To do:
Gather all lines in the data that hold the string "structured".

Data shown:
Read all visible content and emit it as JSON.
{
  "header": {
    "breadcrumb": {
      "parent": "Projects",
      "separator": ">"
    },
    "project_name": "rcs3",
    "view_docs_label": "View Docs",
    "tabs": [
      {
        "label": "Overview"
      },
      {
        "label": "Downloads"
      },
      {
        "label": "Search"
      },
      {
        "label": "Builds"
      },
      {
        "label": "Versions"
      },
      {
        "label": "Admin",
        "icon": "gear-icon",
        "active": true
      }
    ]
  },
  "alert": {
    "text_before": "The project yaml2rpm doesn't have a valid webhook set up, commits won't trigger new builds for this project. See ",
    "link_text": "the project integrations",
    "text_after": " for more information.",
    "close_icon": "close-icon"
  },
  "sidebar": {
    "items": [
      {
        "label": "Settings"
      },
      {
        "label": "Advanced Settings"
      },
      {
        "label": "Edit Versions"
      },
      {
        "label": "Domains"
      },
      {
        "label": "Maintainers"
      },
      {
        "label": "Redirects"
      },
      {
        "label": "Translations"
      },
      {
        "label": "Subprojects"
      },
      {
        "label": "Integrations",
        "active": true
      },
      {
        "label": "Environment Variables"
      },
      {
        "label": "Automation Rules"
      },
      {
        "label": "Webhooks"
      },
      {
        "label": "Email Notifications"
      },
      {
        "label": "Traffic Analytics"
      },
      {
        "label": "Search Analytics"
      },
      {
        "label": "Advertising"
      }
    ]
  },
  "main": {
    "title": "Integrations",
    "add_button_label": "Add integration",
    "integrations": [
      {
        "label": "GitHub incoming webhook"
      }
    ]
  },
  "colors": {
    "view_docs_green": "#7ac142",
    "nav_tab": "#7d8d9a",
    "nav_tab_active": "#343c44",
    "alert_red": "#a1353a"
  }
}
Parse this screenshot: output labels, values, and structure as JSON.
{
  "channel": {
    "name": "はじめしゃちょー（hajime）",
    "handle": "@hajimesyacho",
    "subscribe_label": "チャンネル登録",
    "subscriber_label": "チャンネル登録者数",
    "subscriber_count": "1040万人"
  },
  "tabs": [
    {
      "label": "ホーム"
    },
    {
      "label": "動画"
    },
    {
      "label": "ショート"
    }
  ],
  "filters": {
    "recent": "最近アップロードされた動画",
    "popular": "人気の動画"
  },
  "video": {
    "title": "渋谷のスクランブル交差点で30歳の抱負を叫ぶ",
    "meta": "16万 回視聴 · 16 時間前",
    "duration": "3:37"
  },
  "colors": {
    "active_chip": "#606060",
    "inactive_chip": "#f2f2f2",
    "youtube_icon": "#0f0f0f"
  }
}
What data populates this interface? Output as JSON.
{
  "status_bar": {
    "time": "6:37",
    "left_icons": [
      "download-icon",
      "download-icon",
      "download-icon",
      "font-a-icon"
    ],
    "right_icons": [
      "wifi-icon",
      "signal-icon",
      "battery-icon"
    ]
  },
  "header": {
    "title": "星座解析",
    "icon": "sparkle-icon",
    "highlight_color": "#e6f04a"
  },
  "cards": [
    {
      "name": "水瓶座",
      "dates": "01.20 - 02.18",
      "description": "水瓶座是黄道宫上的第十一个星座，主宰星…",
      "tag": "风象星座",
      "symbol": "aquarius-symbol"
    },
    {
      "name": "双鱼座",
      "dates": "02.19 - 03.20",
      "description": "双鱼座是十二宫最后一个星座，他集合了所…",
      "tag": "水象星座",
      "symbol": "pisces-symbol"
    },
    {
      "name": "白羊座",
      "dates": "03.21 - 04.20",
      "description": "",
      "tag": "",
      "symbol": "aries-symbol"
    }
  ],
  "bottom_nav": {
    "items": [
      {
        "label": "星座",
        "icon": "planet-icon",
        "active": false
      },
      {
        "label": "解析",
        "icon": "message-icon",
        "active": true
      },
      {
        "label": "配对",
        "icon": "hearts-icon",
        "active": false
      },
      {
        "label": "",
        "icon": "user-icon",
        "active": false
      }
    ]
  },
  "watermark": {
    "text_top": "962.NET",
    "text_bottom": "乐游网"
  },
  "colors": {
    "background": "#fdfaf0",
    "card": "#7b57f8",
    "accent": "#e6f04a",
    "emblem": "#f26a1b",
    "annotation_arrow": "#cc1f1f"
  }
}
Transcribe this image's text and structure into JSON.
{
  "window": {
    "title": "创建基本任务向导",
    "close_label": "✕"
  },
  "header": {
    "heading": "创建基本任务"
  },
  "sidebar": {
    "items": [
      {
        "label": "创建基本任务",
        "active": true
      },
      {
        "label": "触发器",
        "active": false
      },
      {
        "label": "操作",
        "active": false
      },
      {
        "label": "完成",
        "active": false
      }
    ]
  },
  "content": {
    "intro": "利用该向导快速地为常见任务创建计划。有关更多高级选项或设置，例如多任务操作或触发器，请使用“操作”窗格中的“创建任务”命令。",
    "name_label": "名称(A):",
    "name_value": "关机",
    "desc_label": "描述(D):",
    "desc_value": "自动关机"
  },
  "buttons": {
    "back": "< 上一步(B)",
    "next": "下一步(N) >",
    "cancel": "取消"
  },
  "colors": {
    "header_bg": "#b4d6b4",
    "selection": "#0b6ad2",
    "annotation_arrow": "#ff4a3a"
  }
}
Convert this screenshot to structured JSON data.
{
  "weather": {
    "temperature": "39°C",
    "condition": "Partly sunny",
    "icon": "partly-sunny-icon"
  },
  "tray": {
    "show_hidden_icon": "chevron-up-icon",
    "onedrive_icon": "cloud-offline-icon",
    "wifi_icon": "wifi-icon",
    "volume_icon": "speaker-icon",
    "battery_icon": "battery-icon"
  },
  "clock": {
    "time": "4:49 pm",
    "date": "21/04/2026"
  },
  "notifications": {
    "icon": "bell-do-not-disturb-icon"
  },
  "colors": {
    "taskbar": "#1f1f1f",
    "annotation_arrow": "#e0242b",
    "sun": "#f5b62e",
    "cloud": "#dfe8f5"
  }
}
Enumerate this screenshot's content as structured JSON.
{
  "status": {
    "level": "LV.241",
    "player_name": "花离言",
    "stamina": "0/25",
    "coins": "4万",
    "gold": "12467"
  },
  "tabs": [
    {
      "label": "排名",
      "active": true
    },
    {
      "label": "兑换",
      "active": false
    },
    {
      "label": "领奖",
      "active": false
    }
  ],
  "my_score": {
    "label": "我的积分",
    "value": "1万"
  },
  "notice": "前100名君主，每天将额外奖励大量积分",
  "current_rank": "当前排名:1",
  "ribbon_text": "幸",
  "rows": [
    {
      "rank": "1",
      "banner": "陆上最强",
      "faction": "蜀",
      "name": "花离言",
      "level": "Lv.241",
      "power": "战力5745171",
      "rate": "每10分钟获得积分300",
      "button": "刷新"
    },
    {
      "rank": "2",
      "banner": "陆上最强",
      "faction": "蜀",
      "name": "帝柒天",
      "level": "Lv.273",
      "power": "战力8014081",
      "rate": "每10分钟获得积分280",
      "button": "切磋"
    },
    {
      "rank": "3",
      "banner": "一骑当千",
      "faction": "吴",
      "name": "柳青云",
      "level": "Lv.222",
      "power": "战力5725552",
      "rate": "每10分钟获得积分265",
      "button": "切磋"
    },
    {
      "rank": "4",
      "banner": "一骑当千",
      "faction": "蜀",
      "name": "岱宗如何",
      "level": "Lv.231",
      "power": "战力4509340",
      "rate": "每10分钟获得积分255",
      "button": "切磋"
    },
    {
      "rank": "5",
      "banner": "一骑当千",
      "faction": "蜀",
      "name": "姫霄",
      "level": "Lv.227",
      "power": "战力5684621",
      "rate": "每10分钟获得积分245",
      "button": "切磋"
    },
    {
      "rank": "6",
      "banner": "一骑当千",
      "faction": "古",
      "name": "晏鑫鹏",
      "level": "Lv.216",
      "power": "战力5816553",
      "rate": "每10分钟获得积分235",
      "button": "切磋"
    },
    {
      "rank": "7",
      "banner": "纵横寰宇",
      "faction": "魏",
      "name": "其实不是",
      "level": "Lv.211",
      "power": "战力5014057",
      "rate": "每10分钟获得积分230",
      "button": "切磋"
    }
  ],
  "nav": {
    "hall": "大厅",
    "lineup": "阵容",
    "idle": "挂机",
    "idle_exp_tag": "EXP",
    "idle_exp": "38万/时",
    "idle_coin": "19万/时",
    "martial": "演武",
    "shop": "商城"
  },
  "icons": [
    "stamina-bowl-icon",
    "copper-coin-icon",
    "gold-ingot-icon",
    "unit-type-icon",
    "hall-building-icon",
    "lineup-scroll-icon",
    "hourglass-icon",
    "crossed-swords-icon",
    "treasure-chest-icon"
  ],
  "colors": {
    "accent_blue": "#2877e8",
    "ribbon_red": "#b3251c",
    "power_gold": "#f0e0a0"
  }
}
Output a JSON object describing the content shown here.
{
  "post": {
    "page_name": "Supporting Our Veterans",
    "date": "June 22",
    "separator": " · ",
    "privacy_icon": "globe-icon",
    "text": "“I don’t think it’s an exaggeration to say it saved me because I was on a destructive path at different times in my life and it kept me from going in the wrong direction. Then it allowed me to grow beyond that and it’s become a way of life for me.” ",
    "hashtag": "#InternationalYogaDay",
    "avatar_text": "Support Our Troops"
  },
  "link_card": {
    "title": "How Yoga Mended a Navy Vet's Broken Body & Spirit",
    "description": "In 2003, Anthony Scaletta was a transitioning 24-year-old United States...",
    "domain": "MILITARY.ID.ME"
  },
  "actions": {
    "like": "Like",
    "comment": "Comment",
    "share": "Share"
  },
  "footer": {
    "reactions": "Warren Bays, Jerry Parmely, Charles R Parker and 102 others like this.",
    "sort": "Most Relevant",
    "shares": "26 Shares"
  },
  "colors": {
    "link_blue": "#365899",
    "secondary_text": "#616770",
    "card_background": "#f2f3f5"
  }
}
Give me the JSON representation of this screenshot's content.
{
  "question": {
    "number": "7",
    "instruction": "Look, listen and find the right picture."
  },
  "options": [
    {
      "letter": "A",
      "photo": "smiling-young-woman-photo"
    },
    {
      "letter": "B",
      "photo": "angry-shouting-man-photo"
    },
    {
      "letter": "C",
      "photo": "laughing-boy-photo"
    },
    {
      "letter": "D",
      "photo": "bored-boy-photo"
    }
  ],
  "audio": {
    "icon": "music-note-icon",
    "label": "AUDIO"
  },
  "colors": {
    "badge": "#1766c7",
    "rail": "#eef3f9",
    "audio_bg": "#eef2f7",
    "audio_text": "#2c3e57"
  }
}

Response to this exercise:
Convert this screenshot to structured JSON data.
Enumerate this screenshot's content as structured JSON.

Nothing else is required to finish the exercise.